- [Goal of the exercise] Leaving the pictures aside, transcribe every line below exactly.

[Part of a data file]
________________
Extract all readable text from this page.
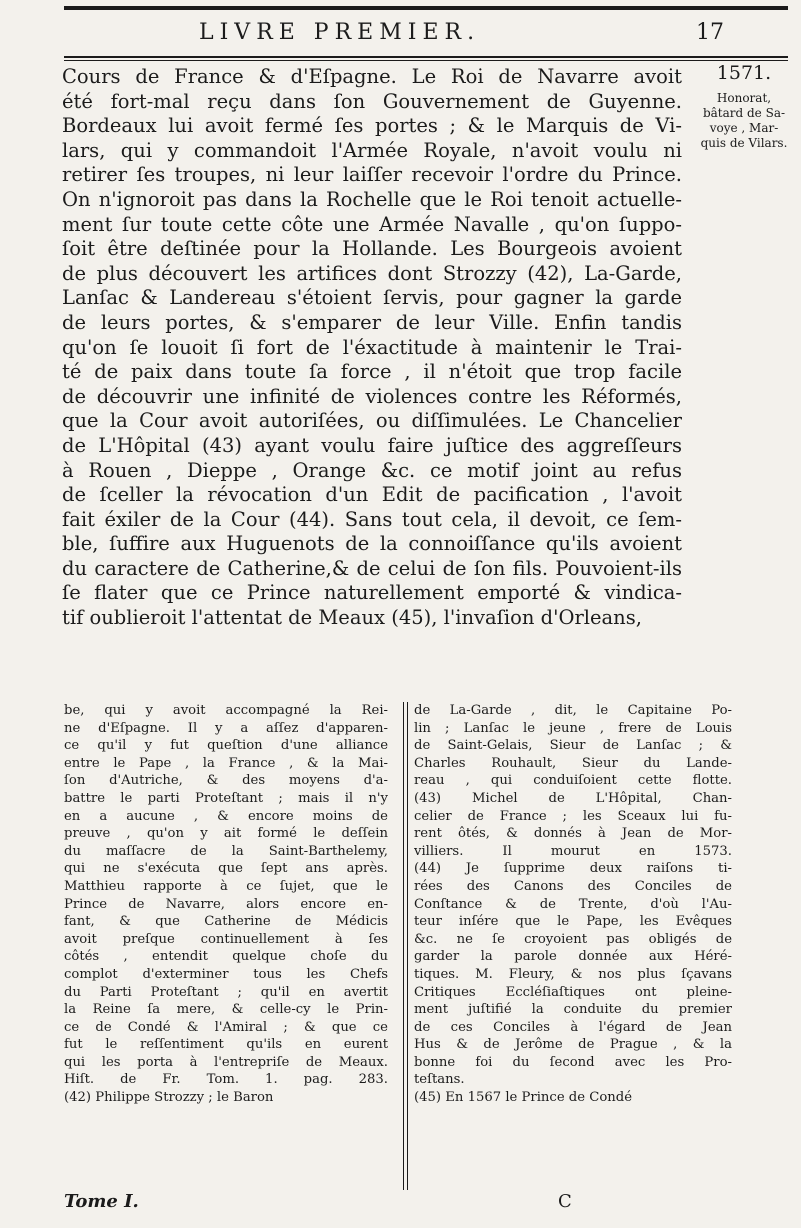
LIVRE PREMIER.	17
Cours de France & d'Eſpagne. Le Roi de Navarre avoit
été fort-mal reçu dans ſon Gouvernement de Guyenne.
Bordeaux lui avoit fermé ſes portes ; & le Marquis de Vi-
lars, qui y commandoit l'Armée Royale, n'avoit voulu ni
retirer ſes troupes, ni leur laiſſer recevoir l'ordre du Prince.
On n'ignoroit pas dans la Rochelle que le Roi tenoit actuelle-
ment ſur toute cette côte une Armée Navalle , qu'on ſuppo-
ſoit être deſtinée pour la Hollande. Les Bourgeois avoient
de plus découvert les artifices dont Strozzy (42), La-Garde,
Lanſac & Landereau s'étoient ſervis, pour gagner la garde
de leurs portes, & s'emparer de leur Ville. Enfin tandis
qu'on ſe louoit ſi fort de l'éxactitude à maintenir le Trai-
té de paix dans toute ſa force , il n'étoit que trop facile
de découvrir une infinité de violences contre les Réformés,
que la Cour avoit autoriſées, ou diſſimulées. Le Chancelier
de L'Hôpital (43) ayant voulu faire juſtice des aggreſſeurs
à Rouen , Dieppe , Orange &c. ce motif joint au refus
de ſceller la révocation d'un Edit de pacification , l'avoit
fait éxiler de la Cour (44). Sans tout cela, il devoit, ce ſem-
ble, ſuffire aux Huguenots de la connoiſſance qu'ils avoient
du caractere de Catherine,& de celui de ſon fils. Pouvoient-ils
ſe flater que ce Prince naturellement emporté & vindica-
tif oublieroit l'attentat de Meaux (45), l'invaſion d'Orleans,
1571.
Honorat,
bâtard de Sa-
voye , Mar-
quis de Vilars.
be, qui y avoit accompagné la Rei-
ne d'Eſpagne. Il y a aſſez d'apparen-
ce qu'il y fut queſtion d'une alliance
entre le Pape , la France , & la Mai-
ſon d'Autriche, & des moyens d'a-
battre le parti Proteſtant ; mais il n'y
en a aucune , & encore moins de
preuve , qu'on y ait formé le deſſein
du maſſacre de la Saint-Barthelemy,
qui ne s'exécuta que ſept ans après.
Matthieu rapporte à ce ſujet, que le
Prince de Navarre, alors encore en-
fant, & que Catherine de Médicis
avoit preſque continuellement à ſes
côtés , entendit quelque choſe du
complot d'exterminer tous les Chefs
du Parti Proteſtant ; qu'il en avertit
la Reine ſa mere, & celle-cy le Prin-
ce de Condé & l'Amiral ; & que ce
fut le reſſentiment qu'ils en eurent
qui les porta à l'entrepriſe de Meaux.
Hiſt. de Fr. Tom. 1. pag. 283.
(42) Philippe Strozzy ; le Baron
de La-Garde , dit, le Capitaine Po-
lin ; Lanſac le jeune , frere de Louis
de Saint-Gelais, Sieur de Lanſac ; &
Charles Rouhault, Sieur du Lande-
reau , qui conduiſoient cette flotte.
(43) Michel de L'Hôpital, Chan-
celier de France ; les Sceaux lui fu-
rent ôtés, & donnés à Jean de Mor-
villiers. Il mourut en 1573.
(44) Je ſupprime deux raiſons ti-
rées des Canons des Conciles de
Conſtance & de Trente, d'où l'Au-
teur inſére que le Pape, les Evêques
&c. ne ſe croyoient pas obligés de
garder la parole donnée aux Héré-
tiques. M. Fleury, & nos plus ſçavans
Critiques Eccléſiaſtiques ont pleine-
ment juſtifié la conduite du premier
de ces Conciles à l'égard de Jean
Hus & de Jerôme de Prague , & la
bonne foi du ſecond avec les Pro-
teſtans.
(45) En 1567 le Prince de Condé
Tome I.	C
________________
- [Expected answer]
Extract all readable text from this page.
LIVRE PREMIER.	17
Cours de France & d'Eſpagne. Le Roi de Navarre avoit
été fort-mal reçu dans ſon Gouvernement de Guyenne.
Bordeaux lui avoit fermé ſes portes ; & le Marquis de Vi-
lars, qui y commandoit l'Armée Royale, n'avoit voulu ni
retirer ſes troupes, ni leur laiſſer recevoir l'ordre du Prince.
On n'ignoroit pas dans la Rochelle que le Roi tenoit actuelle-
ment ſur toute cette côte une Armée Navalle , qu'on ſuppo-
ſoit être deſtinée pour la Hollande. Les Bourgeois avoient
de plus découvert les artifices dont Strozzy (42), La-Garde,
Lanſac & Landereau s'étoient ſervis, pour gagner la garde
de leurs portes, & s'emparer de leur Ville. Enfin tandis
qu'on ſe louoit ſi fort de l'éxactitude à maintenir le Trai-
té de paix dans toute ſa force , il n'étoit que trop facile
de découvrir une infinité de violences contre les Réformés,
que la Cour avoit autoriſées, ou diſſimulées. Le Chancelier
de L'Hôpital (43) ayant voulu faire juſtice des aggreſſeurs
à Rouen , Dieppe , Orange &c. ce motif joint au refus
de ſceller la révocation d'un Edit de pacification , l'avoit
fait éxiler de la Cour (44). Sans tout cela, il devoit, ce ſem-
ble, ſuffire aux Huguenots de la connoiſſance qu'ils avoient
du caractere de Catherine,& de celui de ſon fils. Pouvoient-ils
ſe flater que ce Prince naturellement emporté & vindica-
tif oublieroit l'attentat de Meaux (45), l'invaſion d'Orleans,
1571.
Honorat,
bâtard de Sa-
voye , Mar-
quis de Vilars.
be, qui y avoit accompagné la Rei-
ne d'Eſpagne. Il y a aſſez d'apparen-
ce qu'il y fut queſtion d'une alliance
entre le Pape , la France , & la Mai-
ſon d'Autriche, & des moyens d'a-
battre le parti Proteſtant ; mais il n'y
en a aucune , & encore moins de
preuve , qu'on y ait formé le deſſein
du maſſacre de la Saint-Barthelemy,
qui ne s'exécuta que ſept ans après.
Matthieu rapporte à ce ſujet, que le
Prince de Navarre, alors encore en-
fant, & que Catherine de Médicis
avoit preſque continuellement à ſes
côtés , entendit quelque choſe du
complot d'exterminer tous les Chefs
du Parti Proteſtant ; qu'il en avertit
la Reine ſa mere, & celle-cy le Prin-
ce de Condé & l'Amiral ; & que ce
fut le reſſentiment qu'ils en eurent
qui les porta à l'entrepriſe de Meaux.
Hiſt. de Fr. Tom. 1. pag. 283.
(42) Philippe Strozzy ; le Baron
de La-Garde , dit, le Capitaine Po-
lin ; Lanſac le jeune , frere de Louis
de Saint-Gelais, Sieur de Lanſac ; &
Charles Rouhault, Sieur du Lande-
reau , qui conduiſoient cette flotte.
(43) Michel de L'Hôpital, Chan-
celier de France ; les Sceaux lui fu-
rent ôtés, & donnés à Jean de Mor-
villiers. Il mourut en 1573.
(44) Je ſupprime deux raiſons ti-
rées des Canons des Conciles de
Conſtance & de Trente, d'où l'Au-
teur inſére que le Pape, les Evêques
&c. ne ſe croyoient pas obligés de
garder la parole donnée aux Héré-
tiques. M. Fleury, & nos plus ſçavans
Critiques Eccléſiaſtiques ont pleine-
ment juſtifié la conduite du premier
de ces Conciles à l'égard de Jean
Hus & de Jerôme de Prague , & la
bonne foi du ſecond avec les Pro-
teſtans.
(45) En 1567 le Prince de Condé
Tome I.	C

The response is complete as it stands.